== Work to be completed ==
Please check each statement below against the abstract on under-five mortality in South Africa. For each, answer yes or no and quote the words of the abstract that decide it.
1. The overall under-five mortality rate fell from 53.1 in 1998 to 38.1 in 2012.
2. The under-five mortality rate for children of mothers aged 40 years and older went down between 1998 and 2012.
3. The 2012 data came from a SADHS survey.

Authors: T. Motsima, K. Zuma, E Rapoo


Childhood mortality is a key sign of the coverage of child survival interventions, social and economic progressions. Although the level of under-five mortality has been declining, it is still unacceptably high. The primary aim of this paper is to establish and analyse the levels and trends of under-five mortality for the periods 1998, 2003 and 2012 in South Africa. Methods: The data used for analysis came from the 1998 SADHS, the 2003 SADHS and the 2012 SABSSM which collected information on the survival status of children. The Kaplan-Meier estimate of the survival function method was used to determine the probabilities of failure (death) from birth up to 59 months. Results and Conclusion: The overall U5MR declined by 28.2% from 53.1 in 1998 to 38.1 in 2012. The U5MR of male children declined from 59.2 in 1998 to 46.2 in 2003 and dropped further to 41.4 in 2012. The U5MR of children of mothers aged 40 years and older increased from 64.0 in 1998 to 89.0 in 2003 and rose further to 129.9 in 2012. The U5MR of children of mothers with education level of 12 years or more increased from 32.2 in 1998 to 35.2 in 2003 and declined substantially to 17.5 in 2012.

Keywords: Demographic and health survey, Kaplan-Meier, levels and trends, under-five mortality.

== Data for analysis ==
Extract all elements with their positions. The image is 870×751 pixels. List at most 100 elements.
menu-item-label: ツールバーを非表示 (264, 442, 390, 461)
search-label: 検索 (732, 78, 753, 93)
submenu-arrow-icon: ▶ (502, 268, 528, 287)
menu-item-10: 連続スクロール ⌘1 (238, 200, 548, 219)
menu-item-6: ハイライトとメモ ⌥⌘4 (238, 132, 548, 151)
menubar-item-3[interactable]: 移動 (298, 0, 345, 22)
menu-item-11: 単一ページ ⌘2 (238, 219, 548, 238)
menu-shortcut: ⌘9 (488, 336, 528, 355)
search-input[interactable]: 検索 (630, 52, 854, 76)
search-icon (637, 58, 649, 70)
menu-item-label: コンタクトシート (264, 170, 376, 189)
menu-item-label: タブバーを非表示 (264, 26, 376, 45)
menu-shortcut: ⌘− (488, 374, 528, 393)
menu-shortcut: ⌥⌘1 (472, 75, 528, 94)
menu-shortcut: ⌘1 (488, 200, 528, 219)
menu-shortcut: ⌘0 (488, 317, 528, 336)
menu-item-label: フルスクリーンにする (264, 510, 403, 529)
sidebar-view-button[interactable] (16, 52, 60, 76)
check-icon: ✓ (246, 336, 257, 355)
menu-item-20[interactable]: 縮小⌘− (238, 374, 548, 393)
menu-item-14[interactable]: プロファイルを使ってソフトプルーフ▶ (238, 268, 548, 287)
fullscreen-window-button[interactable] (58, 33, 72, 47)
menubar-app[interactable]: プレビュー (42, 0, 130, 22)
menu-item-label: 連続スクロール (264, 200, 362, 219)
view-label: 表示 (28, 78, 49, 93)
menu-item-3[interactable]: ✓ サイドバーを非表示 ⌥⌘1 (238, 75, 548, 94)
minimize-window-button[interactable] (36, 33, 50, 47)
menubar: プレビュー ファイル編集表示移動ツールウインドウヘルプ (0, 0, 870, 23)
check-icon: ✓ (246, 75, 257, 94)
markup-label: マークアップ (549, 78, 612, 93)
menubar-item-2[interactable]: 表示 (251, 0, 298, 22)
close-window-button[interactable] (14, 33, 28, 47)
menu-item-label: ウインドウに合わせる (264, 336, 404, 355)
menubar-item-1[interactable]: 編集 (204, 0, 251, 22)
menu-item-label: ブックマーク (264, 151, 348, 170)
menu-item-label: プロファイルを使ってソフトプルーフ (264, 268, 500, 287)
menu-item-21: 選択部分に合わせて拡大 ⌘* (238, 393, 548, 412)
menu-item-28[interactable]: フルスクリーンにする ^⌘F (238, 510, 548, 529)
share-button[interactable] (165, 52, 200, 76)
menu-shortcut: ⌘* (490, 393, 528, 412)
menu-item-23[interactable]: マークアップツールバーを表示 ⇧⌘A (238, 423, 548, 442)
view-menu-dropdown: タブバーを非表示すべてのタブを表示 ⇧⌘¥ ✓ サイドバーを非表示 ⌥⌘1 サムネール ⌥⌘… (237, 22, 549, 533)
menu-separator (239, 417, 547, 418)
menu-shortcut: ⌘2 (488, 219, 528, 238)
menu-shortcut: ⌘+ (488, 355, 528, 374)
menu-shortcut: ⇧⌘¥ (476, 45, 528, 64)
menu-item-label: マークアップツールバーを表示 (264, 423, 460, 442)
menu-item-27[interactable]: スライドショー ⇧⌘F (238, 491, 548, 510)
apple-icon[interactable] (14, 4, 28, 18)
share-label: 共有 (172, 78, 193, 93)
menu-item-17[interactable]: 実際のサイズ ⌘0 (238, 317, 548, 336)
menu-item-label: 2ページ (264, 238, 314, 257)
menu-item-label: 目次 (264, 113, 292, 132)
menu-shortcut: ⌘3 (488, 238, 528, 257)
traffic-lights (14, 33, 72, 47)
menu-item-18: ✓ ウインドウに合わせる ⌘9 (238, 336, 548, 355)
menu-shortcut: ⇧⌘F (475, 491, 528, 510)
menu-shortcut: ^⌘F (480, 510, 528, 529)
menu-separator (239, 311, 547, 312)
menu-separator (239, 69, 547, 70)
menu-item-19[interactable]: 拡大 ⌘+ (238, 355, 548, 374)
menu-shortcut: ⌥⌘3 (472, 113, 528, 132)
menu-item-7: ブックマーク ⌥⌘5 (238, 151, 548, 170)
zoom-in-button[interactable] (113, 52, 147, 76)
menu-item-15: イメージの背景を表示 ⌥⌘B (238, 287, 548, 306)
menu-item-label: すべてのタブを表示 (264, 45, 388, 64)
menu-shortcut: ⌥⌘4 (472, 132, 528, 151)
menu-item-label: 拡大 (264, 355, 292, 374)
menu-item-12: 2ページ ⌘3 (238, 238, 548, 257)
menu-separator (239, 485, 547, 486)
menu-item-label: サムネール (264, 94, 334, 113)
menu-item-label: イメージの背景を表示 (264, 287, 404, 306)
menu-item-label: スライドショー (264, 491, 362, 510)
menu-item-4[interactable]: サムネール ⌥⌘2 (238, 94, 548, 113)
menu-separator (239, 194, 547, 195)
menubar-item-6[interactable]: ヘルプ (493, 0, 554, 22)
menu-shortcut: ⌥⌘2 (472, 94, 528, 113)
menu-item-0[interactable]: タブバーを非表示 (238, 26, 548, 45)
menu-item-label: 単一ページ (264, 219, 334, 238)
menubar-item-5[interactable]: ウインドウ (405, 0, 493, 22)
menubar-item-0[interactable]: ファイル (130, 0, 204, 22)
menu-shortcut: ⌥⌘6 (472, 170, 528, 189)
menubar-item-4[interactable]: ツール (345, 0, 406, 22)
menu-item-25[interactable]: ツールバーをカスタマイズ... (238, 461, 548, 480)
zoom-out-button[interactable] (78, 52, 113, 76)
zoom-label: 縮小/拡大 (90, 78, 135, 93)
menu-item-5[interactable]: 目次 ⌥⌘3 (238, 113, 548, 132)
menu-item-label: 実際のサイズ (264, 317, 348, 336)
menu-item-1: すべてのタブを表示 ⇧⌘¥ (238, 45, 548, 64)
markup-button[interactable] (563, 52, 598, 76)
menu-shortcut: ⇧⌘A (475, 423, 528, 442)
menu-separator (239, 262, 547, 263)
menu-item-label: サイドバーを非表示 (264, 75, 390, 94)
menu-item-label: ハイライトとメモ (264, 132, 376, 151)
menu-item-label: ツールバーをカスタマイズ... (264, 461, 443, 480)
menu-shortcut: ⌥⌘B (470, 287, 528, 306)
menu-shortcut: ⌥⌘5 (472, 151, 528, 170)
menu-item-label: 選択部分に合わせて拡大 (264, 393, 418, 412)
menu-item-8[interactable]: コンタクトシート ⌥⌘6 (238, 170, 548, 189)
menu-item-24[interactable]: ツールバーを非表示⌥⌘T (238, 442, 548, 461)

== Worked solution ==
1. Yes: "The overall U5MR declined by 28.2% from 53.1 in 1998 to 38.1 in 2012."
2. No: "The U5MR of children of mothers aged 40 years and older increased from 64.0 in 1998 to 89.0 in 2003 and rose further to 129.9 in 2012."
3. No: "the 2012 SABSSM"